» AIM
Reproduce the data exactly.

» SUPPLIED MATERIAL
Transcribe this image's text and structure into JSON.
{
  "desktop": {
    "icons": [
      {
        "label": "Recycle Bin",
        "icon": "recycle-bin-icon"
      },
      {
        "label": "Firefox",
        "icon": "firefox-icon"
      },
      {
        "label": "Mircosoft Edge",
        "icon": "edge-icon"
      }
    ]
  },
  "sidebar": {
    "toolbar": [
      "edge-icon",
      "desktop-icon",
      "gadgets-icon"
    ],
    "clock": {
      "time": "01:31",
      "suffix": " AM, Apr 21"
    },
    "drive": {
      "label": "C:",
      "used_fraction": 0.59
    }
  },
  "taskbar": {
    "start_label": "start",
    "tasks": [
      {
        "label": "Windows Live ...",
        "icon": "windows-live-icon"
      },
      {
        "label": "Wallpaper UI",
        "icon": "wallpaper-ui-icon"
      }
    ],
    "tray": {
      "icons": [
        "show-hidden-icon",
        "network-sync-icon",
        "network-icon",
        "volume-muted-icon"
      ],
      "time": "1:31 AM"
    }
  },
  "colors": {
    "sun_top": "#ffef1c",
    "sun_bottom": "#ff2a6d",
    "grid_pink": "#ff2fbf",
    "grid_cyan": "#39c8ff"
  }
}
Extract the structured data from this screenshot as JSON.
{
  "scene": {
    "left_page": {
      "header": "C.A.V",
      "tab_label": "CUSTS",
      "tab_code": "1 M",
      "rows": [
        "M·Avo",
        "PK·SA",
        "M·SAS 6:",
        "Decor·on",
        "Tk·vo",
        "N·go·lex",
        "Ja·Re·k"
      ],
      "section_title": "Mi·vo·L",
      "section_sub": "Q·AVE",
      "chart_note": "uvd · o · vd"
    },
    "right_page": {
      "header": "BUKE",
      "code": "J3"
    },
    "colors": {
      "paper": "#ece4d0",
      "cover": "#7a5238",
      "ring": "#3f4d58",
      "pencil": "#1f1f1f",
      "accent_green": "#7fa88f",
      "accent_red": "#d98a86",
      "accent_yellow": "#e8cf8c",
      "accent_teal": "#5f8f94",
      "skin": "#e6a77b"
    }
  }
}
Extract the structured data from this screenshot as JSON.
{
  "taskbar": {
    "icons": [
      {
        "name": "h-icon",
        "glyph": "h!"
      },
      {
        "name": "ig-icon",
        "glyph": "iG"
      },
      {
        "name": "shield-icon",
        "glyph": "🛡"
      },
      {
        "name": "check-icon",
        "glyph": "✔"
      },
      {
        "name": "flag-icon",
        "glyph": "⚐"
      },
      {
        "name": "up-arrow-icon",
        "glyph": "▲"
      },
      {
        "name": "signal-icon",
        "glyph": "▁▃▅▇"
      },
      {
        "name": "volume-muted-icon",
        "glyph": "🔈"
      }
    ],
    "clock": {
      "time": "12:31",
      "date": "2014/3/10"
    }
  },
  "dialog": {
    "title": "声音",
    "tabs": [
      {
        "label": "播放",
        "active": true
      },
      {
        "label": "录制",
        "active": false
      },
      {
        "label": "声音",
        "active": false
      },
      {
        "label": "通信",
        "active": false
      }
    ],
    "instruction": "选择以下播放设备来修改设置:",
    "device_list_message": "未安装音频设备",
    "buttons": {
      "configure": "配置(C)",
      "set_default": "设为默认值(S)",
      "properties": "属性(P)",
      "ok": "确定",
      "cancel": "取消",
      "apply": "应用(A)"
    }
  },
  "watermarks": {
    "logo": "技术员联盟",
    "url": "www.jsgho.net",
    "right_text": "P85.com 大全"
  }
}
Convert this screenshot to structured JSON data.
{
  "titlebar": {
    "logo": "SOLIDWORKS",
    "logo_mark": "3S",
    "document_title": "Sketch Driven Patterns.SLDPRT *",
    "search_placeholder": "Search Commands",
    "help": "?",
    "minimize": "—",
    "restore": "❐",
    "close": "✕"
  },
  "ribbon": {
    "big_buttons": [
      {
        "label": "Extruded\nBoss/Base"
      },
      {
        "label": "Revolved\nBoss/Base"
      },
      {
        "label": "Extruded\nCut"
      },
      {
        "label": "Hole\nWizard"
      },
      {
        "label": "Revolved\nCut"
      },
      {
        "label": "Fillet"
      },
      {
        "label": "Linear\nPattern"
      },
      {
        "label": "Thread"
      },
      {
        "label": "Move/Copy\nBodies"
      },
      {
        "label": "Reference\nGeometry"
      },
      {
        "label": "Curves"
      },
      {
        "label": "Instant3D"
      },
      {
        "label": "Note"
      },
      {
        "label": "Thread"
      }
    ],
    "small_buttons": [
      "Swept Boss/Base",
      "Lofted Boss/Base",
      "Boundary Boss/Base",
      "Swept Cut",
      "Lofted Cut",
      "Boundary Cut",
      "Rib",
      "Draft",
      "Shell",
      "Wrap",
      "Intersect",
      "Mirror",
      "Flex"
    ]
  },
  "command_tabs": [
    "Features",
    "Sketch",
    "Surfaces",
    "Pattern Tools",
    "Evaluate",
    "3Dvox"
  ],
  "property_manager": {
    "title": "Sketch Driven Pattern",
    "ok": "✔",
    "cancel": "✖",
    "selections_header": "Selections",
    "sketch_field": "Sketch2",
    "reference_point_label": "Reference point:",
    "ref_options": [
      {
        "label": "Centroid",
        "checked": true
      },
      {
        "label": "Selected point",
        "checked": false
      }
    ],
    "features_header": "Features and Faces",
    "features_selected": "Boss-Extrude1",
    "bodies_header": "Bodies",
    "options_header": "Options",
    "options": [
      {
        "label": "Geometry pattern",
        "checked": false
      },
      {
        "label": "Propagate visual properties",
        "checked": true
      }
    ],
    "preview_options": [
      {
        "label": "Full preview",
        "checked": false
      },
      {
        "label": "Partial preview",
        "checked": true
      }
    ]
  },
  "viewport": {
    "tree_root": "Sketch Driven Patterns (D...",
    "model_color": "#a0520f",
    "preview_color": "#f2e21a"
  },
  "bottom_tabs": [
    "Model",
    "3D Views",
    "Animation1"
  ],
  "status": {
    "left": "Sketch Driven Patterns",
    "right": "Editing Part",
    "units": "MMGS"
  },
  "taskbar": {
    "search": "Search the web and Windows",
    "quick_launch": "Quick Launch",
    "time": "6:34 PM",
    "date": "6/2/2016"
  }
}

» RESPONSE
Transcribe this image's text and structure into JSON.
{
  "desktop": {
    "icons": [
      {
        "label": "Recycle Bin",
        "icon": "recycle-bin-icon"
      },
      {
        "label": "Firefox",
        "icon": "firefox-icon"
      },
      {
        "label": "Mircosoft Edge",
        "icon": "edge-icon"
      }
    ]
  },
  "sidebar": {
    "toolbar": [
      "edge-icon",
      "desktop-icon",
      "gadgets-icon"
    ],
    "clock": {
      "time": "01:31",
      "suffix": " AM, Apr 21"
    },
    "drive": {
      "label": "C:",
      "used_fraction": 0.59
    }
  },
  "taskbar": {
    "start_label": "start",
    "tasks": [
      {
        "label": "Windows Live ...",
        "icon": "windows-live-icon"
      },
      {
        "label": "Wallpaper UI",
        "icon": "wallpaper-ui-icon"
      }
    ],
    "tray": {
      "icons": [
        "show-hidden-icon",
        "network-sync-icon",
        "network-icon",
        "volume-muted-icon"
      ],
      "time": "1:31 AM"
    }
  },
  "colors": {
    "sun_top": "#ffef1c",
    "sun_bottom": "#ff2a6d",
    "grid_pink": "#ff2fbf",
    "grid_cyan": "#39c8ff"
  }
}
Extract the structured data from this screenshot as JSON.
{
  "scene": {
    "left_page": {
      "header": "C.A.V",
      "tab_label": "CUSTS",
      "tab_code": "1 M",
      "rows": [
        "M·Avo",
        "PK·SA",
        "M·SAS 6:",
        "Decor·on",
        "Tk·vo",
        "N·go·lex",
        "Ja·Re·k"
      ],
      "section_title": "Mi·vo·L",
      "section_sub": "Q·AVE",
      "chart_note": "uvd · o · vd"
    },
    "right_page": {
      "header": "BUKE",
      "code": "J3"
    },
    "colors": {
      "paper": "#ece4d0",
      "cover": "#7a5238",
      "ring": "#3f4d58",
      "pencil": "#1f1f1f",
      "accent_green": "#7fa88f",
      "accent_red": "#d98a86",
      "accent_yellow": "#e8cf8c",
      "accent_teal": "#5f8f94",
      "skin": "#e6a77b"
    }
  }
}
Extract the structured data from this screenshot as JSON.
{
  "taskbar": {
    "icons": [
      {
        "name": "h-icon",
        "glyph": "h!"
      },
      {
        "name": "ig-icon",
        "glyph": "iG"
      },
      {
        "name": "shield-icon",
        "glyph": "🛡"
      },
      {
        "name": "check-icon",
        "glyph": "✔"
      },
      {
        "name": "flag-icon",
        "glyph": "⚐"
      },
      {
        "name": "up-arrow-icon",
        "glyph": "▲"
      },
      {
        "name": "signal-icon",
        "glyph": "▁▃▅▇"
      },
      {
        "name": "volume-muted-icon",
        "glyph": "🔈"
      }
    ],
    "clock": {
      "time": "12:31",
      "date": "2014/3/10"
    }
  },
  "dialog": {
    "title": "声音",
    "tabs": [
      {
        "label": "播放",
        "active": true
      },
      {
        "label": "录制",
        "active": false
      },
      {
        "label": "声音",
        "active": false
      },
      {
        "label": "通信",
        "active": false
      }
    ],
    "instruction": "选择以下播放设备来修改设置:",
    "device_list_message": "未安装音频设备",
    "buttons": {
      "configure": "配置(C)",
      "set_default": "设为默认值(S)",
      "properties": "属性(P)",
      "ok": "确定",
      "cancel": "取消",
      "apply": "应用(A)"
    }
  },
  "watermarks": {
    "logo": "技术员联盟",
    "url": "www.jsgho.net",
    "right_text": "P85.com 大全"
  }
}
Convert this screenshot to structured JSON data.
{
  "titlebar": {
    "logo": "SOLIDWORKS",
    "logo_mark": "3S",
    "document_title": "Sketch Driven Patterns.SLDPRT *",
    "search_placeholder": "Search Commands",
    "help": "?",
    "minimize": "—",
    "restore": "❐",
    "close": "✕"
  },
  "ribbon": {
    "big_buttons": [
      {
        "label": "Extruded\nBoss/Base"
      },
      {
        "label": "Revolved\nBoss/Base"
      },
      {
        "label": "Extruded\nCut"
      },
      {
        "label": "Hole\nWizard"
      },
      {
        "label": "Revolved\nCut"
      },
      {
        "label": "Fillet"
      },
      {
        "label": "Linear\nPattern"
      },
      {
        "label": "Thread"
      },
      {
        "label": "Move/Copy\nBodies"
      },
      {
        "label": "Reference\nGeometry"
      },
      {
        "label": "Curves"
      },
      {
        "label": "Instant3D"
      },
      {
        "label": "Note"
      },
      {
        "label": "Thread"
      }
    ],
    "small_buttons": [
      "Swept Boss/Base",
      "Lofted Boss/Base",
      "Boundary Boss/Base",
      "Swept Cut",
      "Lofted Cut",
      "Boundary Cut",
      "Rib",
      "Draft",
      "Shell",
      "Wrap",
      "Intersect",
      "Mirror",
      "Flex"
    ]
  },
  "command_tabs": [
    "Features",
    "Sketch",
    "Surfaces",
    "Pattern Tools",
    "Evaluate",
    "3Dvox"
  ],
  "property_manager": {
    "title": "Sketch Driven Pattern",
    "ok": "✔",
    "cancel": "✖",
    "selections_header": "Selections",
    "sketch_field": "Sketch2",
    "reference_point_label": "Reference point:",
    "ref_options": [
      {
        "label": "Centroid",
        "checked": true
      },
      {
        "label": "Selected point",
        "checked": false
      }
    ],
    "features_header": "Features and Faces",
    "features_selected": "Boss-Extrude1",
    "bodies_header": "Bodies",
    "options_header": "Options",
    "options": [
      {
        "label": "Geometry pattern",
        "checked": false
      },
      {
        "label": "Propagate visual properties",
        "checked": true
      }
    ],
    "preview_options": [
      {
        "label": "Full preview",
        "checked": false
      },
      {
        "label": "Partial preview",
        "checked": true
      }
    ]
  },
  "viewport": {
    "tree_root": "Sketch Driven Patterns (D...",
    "model_color": "#a0520f",
    "preview_color": "#f2e21a"
  },
  "bottom_tabs": [
    "Model",
    "3D Views",
    "Animation1"
  ],
  "status": {
    "left": "Sketch Driven Patterns",
    "right": "Editing Part",
    "units": "MMGS"
  },
  "taskbar": {
    "search": "Search the web and Windows",
    "quick_launch": "Quick Launch",
    "time": "6:34 PM",
    "date": "6/2/2016"
  }
}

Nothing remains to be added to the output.